→ **TO DO**
Please give the listing again, word for word, with nothing left out.

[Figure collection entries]
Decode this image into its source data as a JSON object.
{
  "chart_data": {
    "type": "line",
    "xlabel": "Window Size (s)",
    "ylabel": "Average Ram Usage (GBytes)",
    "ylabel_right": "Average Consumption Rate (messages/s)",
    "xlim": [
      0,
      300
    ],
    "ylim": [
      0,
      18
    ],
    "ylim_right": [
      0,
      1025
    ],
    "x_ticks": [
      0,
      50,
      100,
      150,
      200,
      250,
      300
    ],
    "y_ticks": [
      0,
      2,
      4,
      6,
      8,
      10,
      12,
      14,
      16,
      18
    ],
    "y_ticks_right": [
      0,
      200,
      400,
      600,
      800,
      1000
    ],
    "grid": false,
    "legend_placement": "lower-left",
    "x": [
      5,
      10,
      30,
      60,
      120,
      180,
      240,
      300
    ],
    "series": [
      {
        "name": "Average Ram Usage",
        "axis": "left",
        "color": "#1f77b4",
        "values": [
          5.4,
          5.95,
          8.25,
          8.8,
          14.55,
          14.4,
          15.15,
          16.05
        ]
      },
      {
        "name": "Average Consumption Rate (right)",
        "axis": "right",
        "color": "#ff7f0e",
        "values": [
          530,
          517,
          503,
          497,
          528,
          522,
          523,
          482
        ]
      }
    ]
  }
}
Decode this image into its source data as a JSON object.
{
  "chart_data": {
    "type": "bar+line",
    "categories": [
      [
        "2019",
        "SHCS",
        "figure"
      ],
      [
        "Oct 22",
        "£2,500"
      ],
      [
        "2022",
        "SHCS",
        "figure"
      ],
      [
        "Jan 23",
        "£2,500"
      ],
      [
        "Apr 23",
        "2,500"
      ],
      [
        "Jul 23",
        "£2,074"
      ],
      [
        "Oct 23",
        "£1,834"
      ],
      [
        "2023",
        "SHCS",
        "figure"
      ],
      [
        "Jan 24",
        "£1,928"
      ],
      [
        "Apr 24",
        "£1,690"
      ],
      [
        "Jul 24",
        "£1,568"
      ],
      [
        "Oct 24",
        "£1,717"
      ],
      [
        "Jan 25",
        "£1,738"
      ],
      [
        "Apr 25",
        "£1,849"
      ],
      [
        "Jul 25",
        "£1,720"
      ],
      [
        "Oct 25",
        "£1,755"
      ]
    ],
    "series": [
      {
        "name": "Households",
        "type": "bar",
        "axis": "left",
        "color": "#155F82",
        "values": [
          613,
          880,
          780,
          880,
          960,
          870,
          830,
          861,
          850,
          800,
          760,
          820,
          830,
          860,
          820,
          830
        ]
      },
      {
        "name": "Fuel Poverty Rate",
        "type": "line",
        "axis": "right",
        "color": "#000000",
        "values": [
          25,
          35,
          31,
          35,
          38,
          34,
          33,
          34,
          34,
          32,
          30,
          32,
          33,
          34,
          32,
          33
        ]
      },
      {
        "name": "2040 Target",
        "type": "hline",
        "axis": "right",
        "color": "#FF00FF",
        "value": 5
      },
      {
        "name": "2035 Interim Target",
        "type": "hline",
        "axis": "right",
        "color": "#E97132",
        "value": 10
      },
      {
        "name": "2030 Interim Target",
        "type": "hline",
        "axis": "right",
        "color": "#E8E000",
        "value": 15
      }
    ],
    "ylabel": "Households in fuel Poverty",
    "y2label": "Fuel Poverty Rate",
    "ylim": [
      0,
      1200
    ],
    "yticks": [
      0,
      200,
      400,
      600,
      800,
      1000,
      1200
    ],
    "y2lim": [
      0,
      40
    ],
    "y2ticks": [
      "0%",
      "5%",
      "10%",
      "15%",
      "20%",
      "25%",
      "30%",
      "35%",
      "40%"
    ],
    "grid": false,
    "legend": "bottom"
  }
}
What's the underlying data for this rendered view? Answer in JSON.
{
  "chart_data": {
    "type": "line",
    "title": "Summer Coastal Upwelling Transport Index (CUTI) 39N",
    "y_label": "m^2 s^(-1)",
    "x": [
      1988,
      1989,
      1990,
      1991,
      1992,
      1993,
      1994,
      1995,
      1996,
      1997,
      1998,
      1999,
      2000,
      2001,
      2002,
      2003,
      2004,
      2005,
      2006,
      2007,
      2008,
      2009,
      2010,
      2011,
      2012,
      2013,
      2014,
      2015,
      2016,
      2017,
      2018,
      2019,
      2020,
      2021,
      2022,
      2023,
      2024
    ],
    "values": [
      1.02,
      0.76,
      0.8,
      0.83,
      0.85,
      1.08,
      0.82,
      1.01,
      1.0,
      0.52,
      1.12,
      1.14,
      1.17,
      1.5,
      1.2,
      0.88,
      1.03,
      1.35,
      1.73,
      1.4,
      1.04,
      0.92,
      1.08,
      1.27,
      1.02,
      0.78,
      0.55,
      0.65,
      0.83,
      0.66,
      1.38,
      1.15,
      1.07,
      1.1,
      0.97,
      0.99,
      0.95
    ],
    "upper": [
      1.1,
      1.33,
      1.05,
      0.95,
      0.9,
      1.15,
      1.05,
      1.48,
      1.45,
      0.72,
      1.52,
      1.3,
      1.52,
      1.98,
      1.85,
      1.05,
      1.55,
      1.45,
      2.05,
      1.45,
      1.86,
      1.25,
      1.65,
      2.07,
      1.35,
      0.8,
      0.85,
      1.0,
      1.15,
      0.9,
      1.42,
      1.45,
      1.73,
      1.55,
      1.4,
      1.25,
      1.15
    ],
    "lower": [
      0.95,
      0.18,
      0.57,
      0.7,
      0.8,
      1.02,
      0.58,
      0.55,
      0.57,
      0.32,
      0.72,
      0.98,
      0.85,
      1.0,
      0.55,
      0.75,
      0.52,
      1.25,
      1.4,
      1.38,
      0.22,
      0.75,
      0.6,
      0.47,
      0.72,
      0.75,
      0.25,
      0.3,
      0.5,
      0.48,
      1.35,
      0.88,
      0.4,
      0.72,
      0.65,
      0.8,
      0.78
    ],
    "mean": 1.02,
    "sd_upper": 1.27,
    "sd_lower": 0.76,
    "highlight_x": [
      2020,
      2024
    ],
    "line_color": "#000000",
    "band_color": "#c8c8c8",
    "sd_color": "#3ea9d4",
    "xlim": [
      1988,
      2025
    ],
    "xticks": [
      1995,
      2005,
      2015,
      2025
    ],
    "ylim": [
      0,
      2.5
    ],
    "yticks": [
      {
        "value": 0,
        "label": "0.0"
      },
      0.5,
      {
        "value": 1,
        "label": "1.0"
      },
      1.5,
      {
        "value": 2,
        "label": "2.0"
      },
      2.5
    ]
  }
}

→ **CORRECT OUTPUT**
Decode this image into its source data as a JSON object.
{
  "chart_data": {
    "type": "line",
    "xlabel": "Window Size (s)",
    "ylabel": "Average Ram Usage (GBytes)",
    "ylabel_right": "Average Consumption Rate (messages/s)",
    "xlim": [
      0,
      300
    ],
    "ylim": [
      0,
      18
    ],
    "ylim_right": [
      0,
      1025
    ],
    "x_ticks": [
      0,
      50,
      100,
      150,
      200,
      250,
      300
    ],
    "y_ticks": [
      0,
      2,
      4,
      6,
      8,
      10,
      12,
      14,
      16,
      18
    ],
    "y_ticks_right": [
      0,
      200,
      400,
      600,
      800,
      1000
    ],
    "grid": false,
    "legend_placement": "lower-left",
    "x": [
      5,
      10,
      30,
      60,
      120,
      180,
      240,
      300
    ],
    "series": [
      {
        "name": "Average Ram Usage",
        "axis": "left",
        "color": "#1f77b4",
        "values": [
          5.4,
          5.95,
          8.25,
          8.8,
          14.55,
          14.4,
          15.15,
          16.05
        ]
      },
      {
        "name": "Average Consumption Rate (right)",
        "axis": "right",
        "color": "#ff7f0e",
        "values": [
          530,
          517,
          503,
          497,
          528,
          522,
          523,
          482
        ]
      }
    ]
  }
}
Decode this image into its source data as a JSON object.
{
  "chart_data": {
    "type": "bar+line",
    "categories": [
      [
        "2019",
        "SHCS",
        "figure"
      ],
      [
        "Oct 22",
        "£2,500"
      ],
      [
        "2022",
        "SHCS",
        "figure"
      ],
      [
        "Jan 23",
        "£2,500"
      ],
      [
        "Apr 23",
        "2,500"
      ],
      [
        "Jul 23",
        "£2,074"
      ],
      [
        "Oct 23",
        "£1,834"
      ],
      [
        "2023",
        "SHCS",
        "figure"
      ],
      [
        "Jan 24",
        "£1,928"
      ],
      [
        "Apr 24",
        "£1,690"
      ],
      [
        "Jul 24",
        "£1,568"
      ],
      [
        "Oct 24",
        "£1,717"
      ],
      [
        "Jan 25",
        "£1,738"
      ],
      [
        "Apr 25",
        "£1,849"
      ],
      [
        "Jul 25",
        "£1,720"
      ],
      [
        "Oct 25",
        "£1,755"
      ]
    ],
    "series": [
      {
        "name": "Households",
        "type": "bar",
        "axis": "left",
        "color": "#155F82",
        "values": [
          613,
          880,
          780,
          880,
          960,
          870,
          830,
          861,
          850,
          800,
          760,
          820,
          830,
          860,
          820,
          830
        ]
      },
      {
        "name": "Fuel Poverty Rate",
        "type": "line",
        "axis": "right",
        "color": "#000000",
        "values": [
          25,
          35,
          31,
          35,
          38,
          34,
          33,
          34,
          34,
          32,
          30,
          32,
          33,
          34,
          32,
          33
        ]
      },
      {
        "name": "2040 Target",
        "type": "hline",
        "axis": "right",
        "color": "#FF00FF",
        "value": 5
      },
      {
        "name": "2035 Interim Target",
        "type": "hline",
        "axis": "right",
        "color": "#E97132",
        "value": 10
      },
      {
        "name": "2030 Interim Target",
        "type": "hline",
        "axis": "right",
        "color": "#E8E000",
        "value": 15
      }
    ],
    "ylabel": "Households in fuel Poverty",
    "y2label": "Fuel Poverty Rate",
    "ylim": [
      0,
      1200
    ],
    "yticks": [
      0,
      200,
      400,
      600,
      800,
      1000,
      1200
    ],
    "y2lim": [
      0,
      40
    ],
    "y2ticks": [
      "0%",
      "5%",
      "10%",
      "15%",
      "20%",
      "25%",
      "30%",
      "35%",
      "40%"
    ],
    "grid": false,
    "legend": "bottom"
  }
}
What's the underlying data for this rendered view? Answer in JSON.
{
  "chart_data": {
    "type": "line",
    "title": "Summer Coastal Upwelling Transport Index (CUTI) 39N",
    "y_label": "m^2 s^(-1)",
    "x": [
      1988,
      1989,
      1990,
      1991,
      1992,
      1993,
      1994,
      1995,
      1996,
      1997,
      1998,
      1999,
      2000,
      2001,
      2002,
      2003,
      2004,
      2005,
      2006,
      2007,
      2008,
      2009,
      2010,
      2011,
      2012,
      2013,
      2014,
      2015,
      2016,
      2017,
      2018,
      2019,
      2020,
      2021,
      2022,
      2023,
      2024
    ],
    "values": [
      1.02,
      0.76,
      0.8,
      0.83,
      0.85,
      1.08,
      0.82,
      1.01,
      1.0,
      0.52,
      1.12,
      1.14,
      1.17,
      1.5,
      1.2,
      0.88,
      1.03,
      1.35,
      1.73,
      1.4,
      1.04,
      0.92,
      1.08,
      1.27,
      1.02,
      0.78,
      0.55,
      0.65,
      0.83,
      0.66,
      1.38,
      1.15,
      1.07,
      1.1,
      0.97,
      0.99,
      0.95
    ],
    "upper": [
      1.1,
      1.33,
      1.05,
      0.95,
      0.9,
      1.15,
      1.05,
      1.48,
      1.45,
      0.72,
      1.52,
      1.3,
      1.52,
      1.98,
      1.85,
      1.05,
      1.55,
      1.45,
      2.05,
      1.45,
      1.86,
      1.25,
      1.65,
      2.07,
      1.35,
      0.8,
      0.85,
      1.0,
      1.15,
      0.9,
      1.42,
      1.45,
      1.73,
      1.55,
      1.4,
      1.25,
      1.15
    ],
    "lower": [
      0.95,
      0.18,
      0.57,
      0.7,
      0.8,
      1.02,
      0.58,
      0.55,
      0.57,
      0.32,
      0.72,
      0.98,
      0.85,
      1.0,
      0.55,
      0.75,
      0.52,
      1.25,
      1.4,
      1.38,
      0.22,
      0.75,
      0.6,
      0.47,
      0.72,
      0.75,
      0.25,
      0.3,
      0.5,
      0.48,
      1.35,
      0.88,
      0.4,
      0.72,
      0.65,
      0.8,
      0.78
    ],
    "mean": 1.02,
    "sd_upper": 1.27,
    "sd_lower": 0.76,
    "highlight_x": [
      2020,
      2024
    ],
    "line_color": "#000000",
    "band_color": "#c8c8c8",
    "sd_color": "#3ea9d4",
    "xlim": [
      1988,
      2025
    ],
    "xticks": [
      1995,
      2005,
      2015,
      2025
    ],
    "ylim": [
      0,
      2.5
    ],
    "yticks": [
      {
        "value": 0,
        "label": "0.0"
      },
      0.5,
      {
        "value": 1,
        "label": "1.0"
      },
      1.5,
      {
        "value": 2,
        "label": "2.0"
      },
      2.5
    ]
  }
}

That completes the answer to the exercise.